'''

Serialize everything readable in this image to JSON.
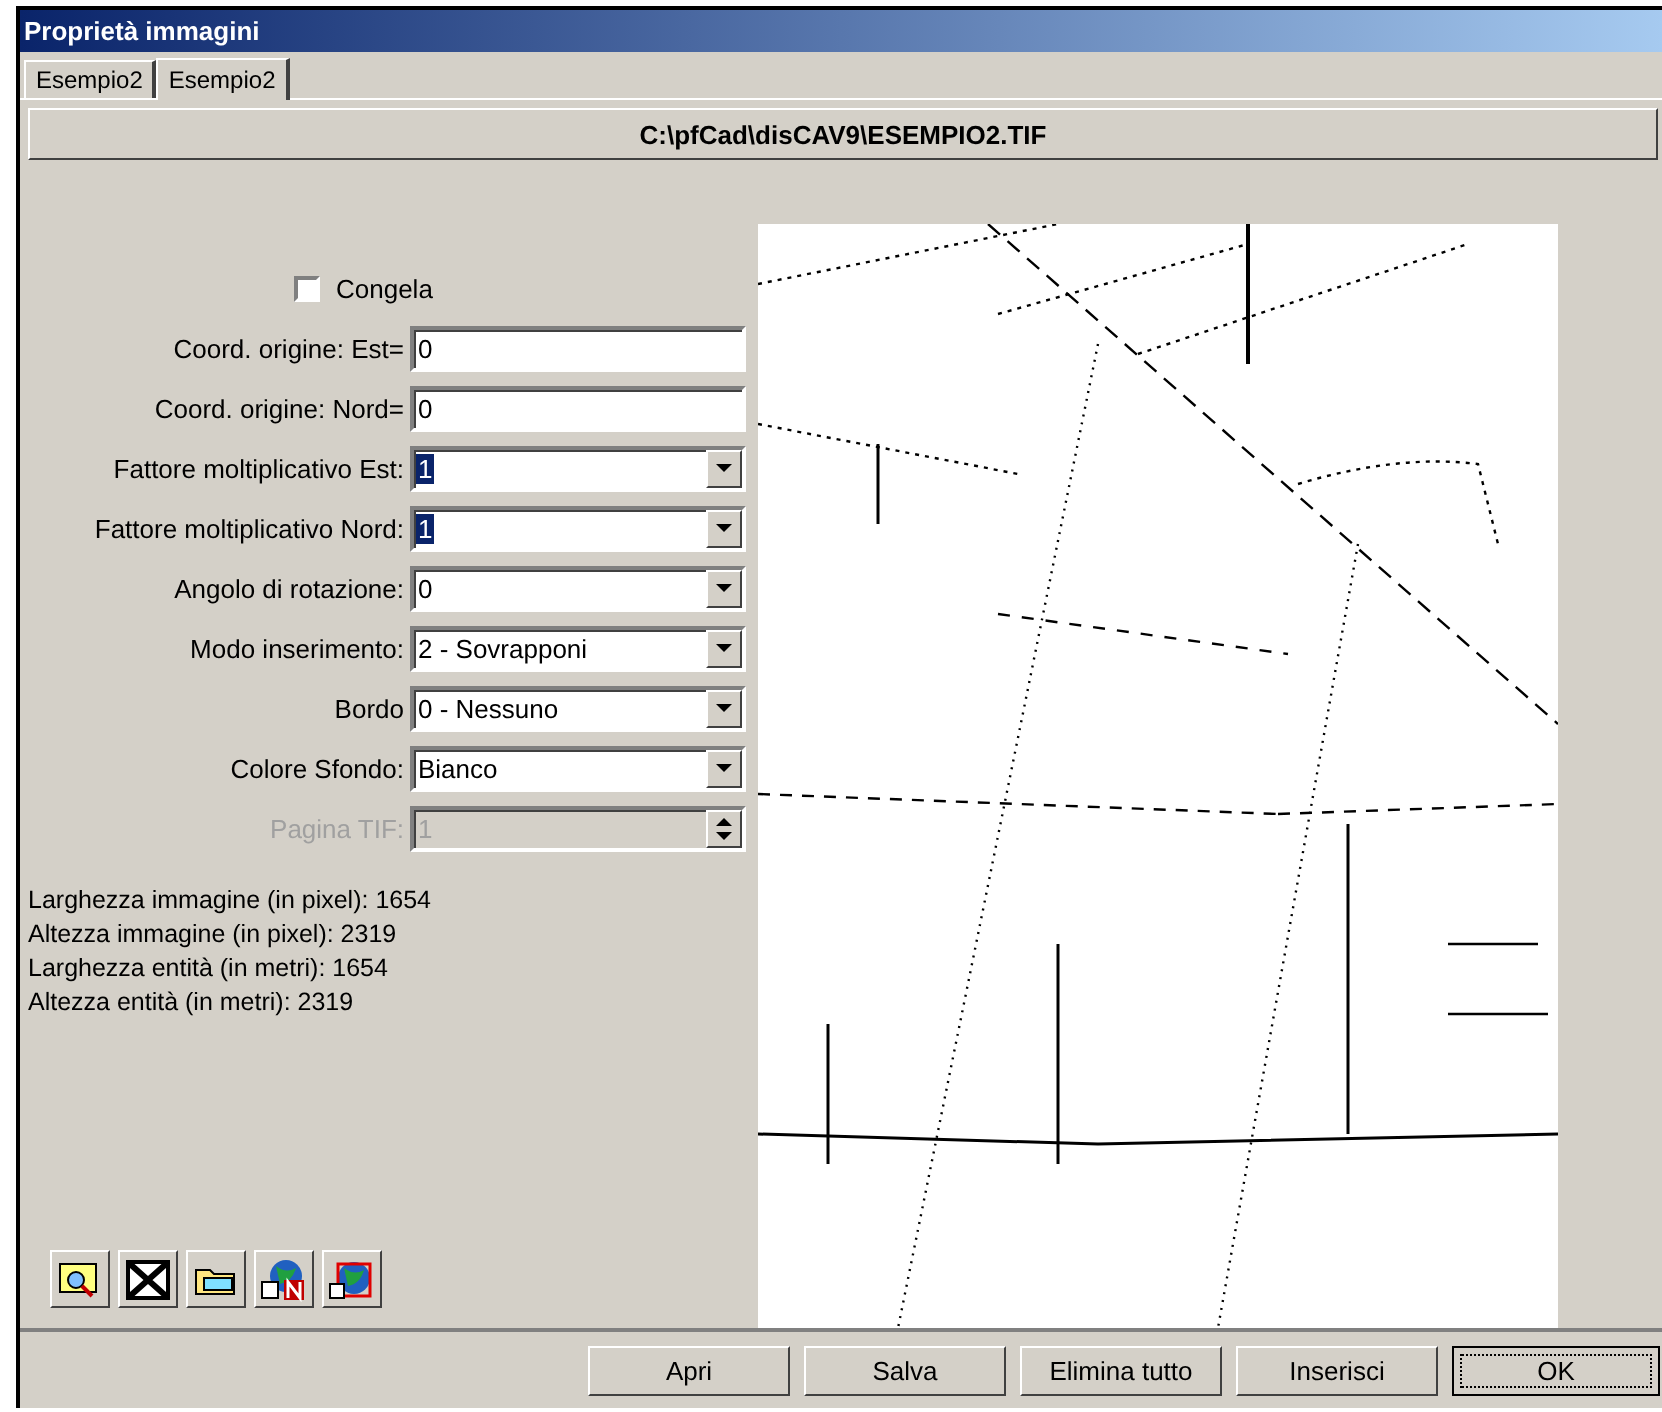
{
  "window": {
    "title": "Proprietà immagini"
  },
  "tabs": [
    {
      "label": "Esempio2",
      "selected": false
    },
    {
      "label": "Esempio2",
      "selected": true
    }
  ],
  "path": "C:\\pfCad\\disCAV9\\ESEMPIO2.TIF",
  "freeze": {
    "label": "Congela",
    "checked": false
  },
  "fields": [
    {
      "kind": "text",
      "label": "Coord. origine: Est=",
      "value": "0",
      "selected": false,
      "disabled": false
    },
    {
      "kind": "text",
      "label": "Coord. origine: Nord=",
      "value": "0",
      "selected": false,
      "disabled": false
    },
    {
      "kind": "combo",
      "label": "Fattore moltiplicativo Est:",
      "value": "1",
      "selected": true,
      "disabled": false
    },
    {
      "kind": "combo",
      "label": "Fattore moltiplicativo Nord:",
      "value": "1",
      "selected": true,
      "disabled": false
    },
    {
      "kind": "combo",
      "label": "Angolo di rotazione:",
      "value": "0",
      "selected": false,
      "disabled": false
    },
    {
      "kind": "combo",
      "label": "Modo inserimento:",
      "value": "2 - Sovrapponi",
      "selected": false,
      "disabled": false
    },
    {
      "kind": "combo",
      "label": "Bordo",
      "value": "0 - Nessuno",
      "selected": false,
      "disabled": false
    },
    {
      "kind": "combo",
      "label": "Colore Sfondo:",
      "value": "Bianco",
      "selected": false,
      "disabled": false
    },
    {
      "kind": "spin",
      "label": "Pagina TIF:",
      "value": "1",
      "selected": false,
      "disabled": true
    }
  ],
  "info": [
    "Larghezza immagine (in pixel): 1654",
    "Altezza immagine (in pixel): 2319",
    "Larghezza entità (in metri): 1654",
    "Altezza entità (in metri): 2319"
  ],
  "tools": [
    {
      "kind": "zoom"
    },
    {
      "kind": "delete"
    },
    {
      "kind": "folder"
    },
    {
      "kind": "new"
    },
    {
      "kind": "grid"
    }
  ],
  "image": {
    "kind": "picture"
  },
  "buttons": [
    {
      "label": "Apri",
      "default": false
    },
    {
      "label": "Salva",
      "default": false
    },
    {
      "label": "Elimina tutto",
      "default": false
    },
    {
      "label": "Inserisci",
      "default": false
    },
    {
      "label": "OK",
      "default": true
    }
  ]
}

'''

DESCRIPTION OF THE TASK
Repeat each record exactly, with the pictures left out.

OUTPUT OF THE TASK
Serialize everything readable in this image to JSON.
{
  "window": {
    "title": "Proprietà immagini"
  },
  "tabs": [
    {
      "label": "Esempio2",
      "selected": false
    },
    {
      "label": "Esempio2",
      "selected": true
    }
  ],
  "path": "C:\\pfCad\\disCAV9\\ESEMPIO2.TIF",
  "freeze": {
    "label": "Congela",
    "checked": false
  },
  "fields": [
    {
      "kind": "text",
      "label": "Coord. origine: Est=",
      "value": "0",
      "selected": false,
      "disabled": false
    },
    {
      "kind": "text",
      "label": "Coord. origine: Nord=",
      "value": "0",
      "selected": false,
      "disabled": false
    },
    {
      "kind": "combo",
      "label": "Fattore moltiplicativo Est:",
      "value": "1",
      "selected": true,
      "disabled": false
    },
    {
      "kind": "combo",
      "label": "Fattore moltiplicativo Nord:",
      "value": "1",
      "selected": true,
      "disabled": false
    },
    {
      "kind": "combo",
      "label": "Angolo di rotazione:",
      "value": "0",
      "selected": false,
      "disabled": false
    },
    {
      "kind": "combo",
      "label": "Modo inserimento:",
      "value": "2 - Sovrapponi",
      "selected": false,
      "disabled": false
    },
    {
      "kind": "combo",
      "label": "Bordo",
      "value": "0 - Nessuno",
      "selected": false,
      "disabled": false
    },
    {
      "kind": "combo",
      "label": "Colore Sfondo:",
      "value": "Bianco",
      "selected": false,
      "disabled": false
    },
    {
      "kind": "spin",
      "label": "Pagina TIF:",
      "value": "1",
      "selected": false,
      "disabled": true
    }
  ],
  "info": [
    "Larghezza immagine (in pixel): 1654",
    "Altezza immagine (in pixel): 2319",
    "Larghezza entità (in metri): 1654",
    "Altezza entità (in metri): 2319"
  ],
  "tools": [
    {
      "kind": "zoom"
    },
    {
      "kind": "delete"
    },
    {
      "kind": "folder"
    },
    {
      "kind": "new"
    },
    {
      "kind": "grid"
    }
  ],
  "image": {
    "kind": "picture"
  },
  "buttons": [
    {
      "label": "Apri",
      "default": false
    },
    {
      "label": "Salva",
      "default": false
    },
    {
      "label": "Elimina tutto",
      "default": false
    },
    {
      "label": "Inserisci",
      "default": false
    },
    {
      "label": "OK",
      "default": true
    }
  ]
}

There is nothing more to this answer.